Raw records:

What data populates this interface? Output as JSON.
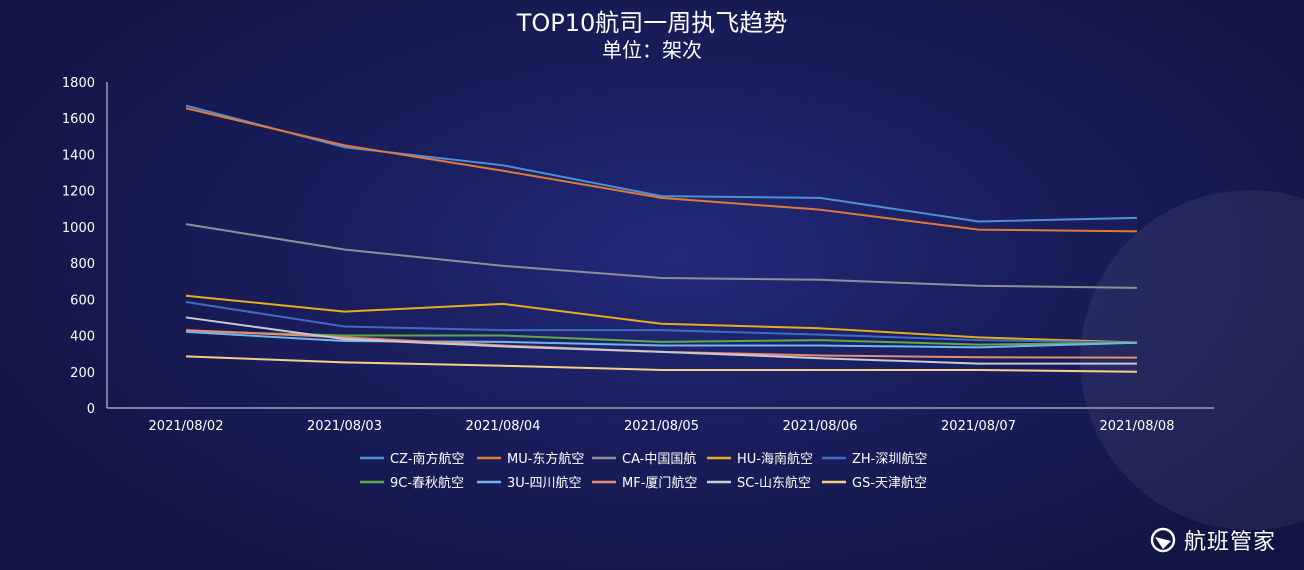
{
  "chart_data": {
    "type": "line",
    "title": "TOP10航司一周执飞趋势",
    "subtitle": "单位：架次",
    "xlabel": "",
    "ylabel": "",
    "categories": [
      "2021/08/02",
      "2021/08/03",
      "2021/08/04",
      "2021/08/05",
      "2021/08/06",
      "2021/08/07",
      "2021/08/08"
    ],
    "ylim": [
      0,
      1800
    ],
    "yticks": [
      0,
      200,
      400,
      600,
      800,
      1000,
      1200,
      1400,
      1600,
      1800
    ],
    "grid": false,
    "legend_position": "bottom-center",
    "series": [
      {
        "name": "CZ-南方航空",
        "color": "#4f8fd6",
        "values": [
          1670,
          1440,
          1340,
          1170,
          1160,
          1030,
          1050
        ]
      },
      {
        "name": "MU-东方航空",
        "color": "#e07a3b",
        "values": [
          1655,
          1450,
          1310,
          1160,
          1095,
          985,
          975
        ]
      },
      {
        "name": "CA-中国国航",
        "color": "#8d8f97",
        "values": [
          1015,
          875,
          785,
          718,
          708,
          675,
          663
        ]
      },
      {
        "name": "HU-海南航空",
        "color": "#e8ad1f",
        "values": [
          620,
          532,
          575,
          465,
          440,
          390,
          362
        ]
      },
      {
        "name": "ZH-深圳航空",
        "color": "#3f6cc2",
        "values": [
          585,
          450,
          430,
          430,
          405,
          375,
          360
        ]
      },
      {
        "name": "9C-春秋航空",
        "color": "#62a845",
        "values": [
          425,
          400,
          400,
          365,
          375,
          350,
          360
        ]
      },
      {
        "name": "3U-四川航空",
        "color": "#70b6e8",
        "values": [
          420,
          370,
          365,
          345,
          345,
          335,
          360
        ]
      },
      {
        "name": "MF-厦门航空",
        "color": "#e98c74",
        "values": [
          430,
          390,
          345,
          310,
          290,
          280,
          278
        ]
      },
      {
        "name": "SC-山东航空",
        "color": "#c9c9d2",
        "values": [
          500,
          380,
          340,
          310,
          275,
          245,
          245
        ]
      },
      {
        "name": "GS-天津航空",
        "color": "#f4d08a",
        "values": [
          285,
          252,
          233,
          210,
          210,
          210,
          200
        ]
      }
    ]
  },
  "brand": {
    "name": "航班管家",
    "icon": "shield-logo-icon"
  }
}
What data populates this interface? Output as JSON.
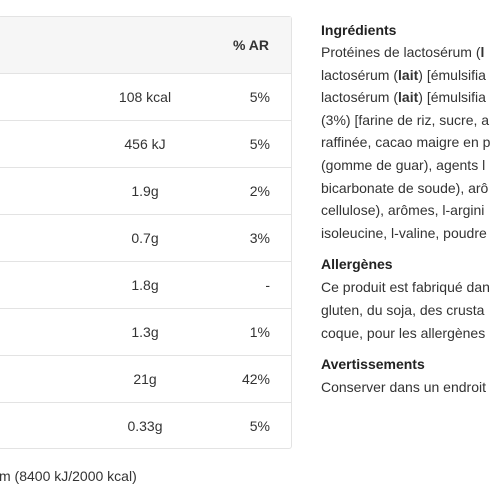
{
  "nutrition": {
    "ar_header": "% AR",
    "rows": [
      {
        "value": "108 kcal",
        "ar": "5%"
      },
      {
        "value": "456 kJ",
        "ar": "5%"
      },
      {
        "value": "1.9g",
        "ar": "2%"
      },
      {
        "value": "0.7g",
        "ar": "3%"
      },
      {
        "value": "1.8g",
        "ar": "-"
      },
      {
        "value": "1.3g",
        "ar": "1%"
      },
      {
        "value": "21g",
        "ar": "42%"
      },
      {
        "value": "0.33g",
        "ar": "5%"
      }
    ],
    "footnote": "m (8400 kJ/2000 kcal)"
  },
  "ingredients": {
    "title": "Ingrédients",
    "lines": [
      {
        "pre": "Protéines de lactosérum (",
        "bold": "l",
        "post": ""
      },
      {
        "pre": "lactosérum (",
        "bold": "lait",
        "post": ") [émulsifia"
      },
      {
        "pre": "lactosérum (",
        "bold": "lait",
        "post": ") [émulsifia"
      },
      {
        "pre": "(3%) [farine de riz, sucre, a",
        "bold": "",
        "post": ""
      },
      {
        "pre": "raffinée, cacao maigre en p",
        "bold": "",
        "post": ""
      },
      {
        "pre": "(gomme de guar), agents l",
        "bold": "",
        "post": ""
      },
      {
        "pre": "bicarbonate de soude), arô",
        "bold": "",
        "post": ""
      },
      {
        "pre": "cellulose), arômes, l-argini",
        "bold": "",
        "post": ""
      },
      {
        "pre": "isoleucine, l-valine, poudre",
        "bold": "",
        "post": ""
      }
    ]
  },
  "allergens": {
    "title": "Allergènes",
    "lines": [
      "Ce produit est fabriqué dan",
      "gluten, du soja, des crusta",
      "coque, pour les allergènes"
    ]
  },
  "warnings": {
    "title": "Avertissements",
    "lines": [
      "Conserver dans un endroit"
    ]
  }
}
* * *
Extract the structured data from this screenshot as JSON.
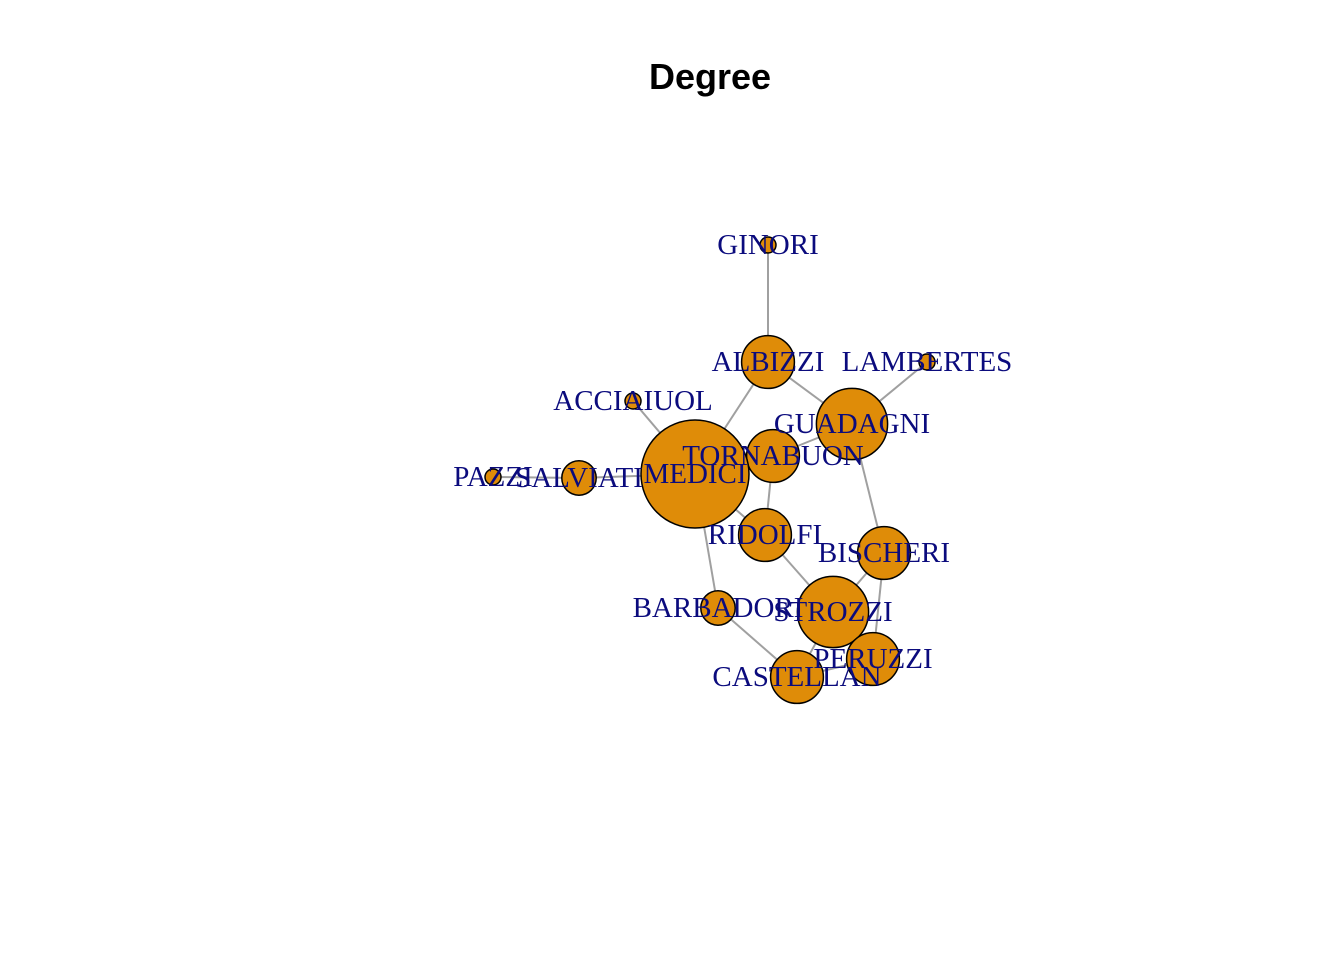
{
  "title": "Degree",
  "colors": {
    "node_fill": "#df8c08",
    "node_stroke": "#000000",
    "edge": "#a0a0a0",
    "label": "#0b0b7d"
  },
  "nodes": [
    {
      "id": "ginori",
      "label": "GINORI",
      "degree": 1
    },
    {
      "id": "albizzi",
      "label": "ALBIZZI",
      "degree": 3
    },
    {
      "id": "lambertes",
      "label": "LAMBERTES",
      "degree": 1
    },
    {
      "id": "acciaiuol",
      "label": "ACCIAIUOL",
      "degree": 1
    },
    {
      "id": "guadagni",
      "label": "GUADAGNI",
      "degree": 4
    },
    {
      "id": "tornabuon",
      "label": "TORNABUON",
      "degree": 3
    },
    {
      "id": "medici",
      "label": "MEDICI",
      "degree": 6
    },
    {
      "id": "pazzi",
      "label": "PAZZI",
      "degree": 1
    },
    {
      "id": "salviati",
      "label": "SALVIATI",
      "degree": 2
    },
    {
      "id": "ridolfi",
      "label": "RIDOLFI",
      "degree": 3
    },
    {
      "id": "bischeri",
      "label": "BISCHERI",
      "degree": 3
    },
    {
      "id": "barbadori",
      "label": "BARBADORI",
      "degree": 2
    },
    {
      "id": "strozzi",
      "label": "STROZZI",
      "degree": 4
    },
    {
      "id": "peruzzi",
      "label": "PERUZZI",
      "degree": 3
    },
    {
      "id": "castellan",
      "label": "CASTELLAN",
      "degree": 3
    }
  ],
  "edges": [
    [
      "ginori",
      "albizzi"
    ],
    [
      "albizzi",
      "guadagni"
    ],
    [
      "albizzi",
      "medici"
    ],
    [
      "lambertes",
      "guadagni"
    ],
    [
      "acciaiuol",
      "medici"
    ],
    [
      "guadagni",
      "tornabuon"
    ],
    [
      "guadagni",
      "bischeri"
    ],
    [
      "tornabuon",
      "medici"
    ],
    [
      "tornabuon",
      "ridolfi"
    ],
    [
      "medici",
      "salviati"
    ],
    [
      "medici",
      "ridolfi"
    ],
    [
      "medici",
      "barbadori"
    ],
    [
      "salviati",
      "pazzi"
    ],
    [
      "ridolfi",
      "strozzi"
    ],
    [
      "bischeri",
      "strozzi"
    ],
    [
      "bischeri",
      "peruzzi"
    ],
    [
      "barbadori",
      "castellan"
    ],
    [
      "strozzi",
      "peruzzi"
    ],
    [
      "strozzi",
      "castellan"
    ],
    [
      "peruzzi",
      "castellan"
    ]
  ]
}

→ **WHAT IS NEEDED**
Report each line in the preceding entries that holds the string "name".

→ **FULL OUTPUT**
        "name": "CZ-南方航空",
        "name": "MU-东方航空",
        "name": "CA-中国国航",
        "name": "HU-海南航空",
        "name": "ZH-深圳航空",
        "name": "9C-春秋航空",
        "name": "3U-四川航空",
        "name": "MF-厦门航空",
        "name": "SC-山东航空",
        "name": "GS-天津航空",
    "name": "航班管家",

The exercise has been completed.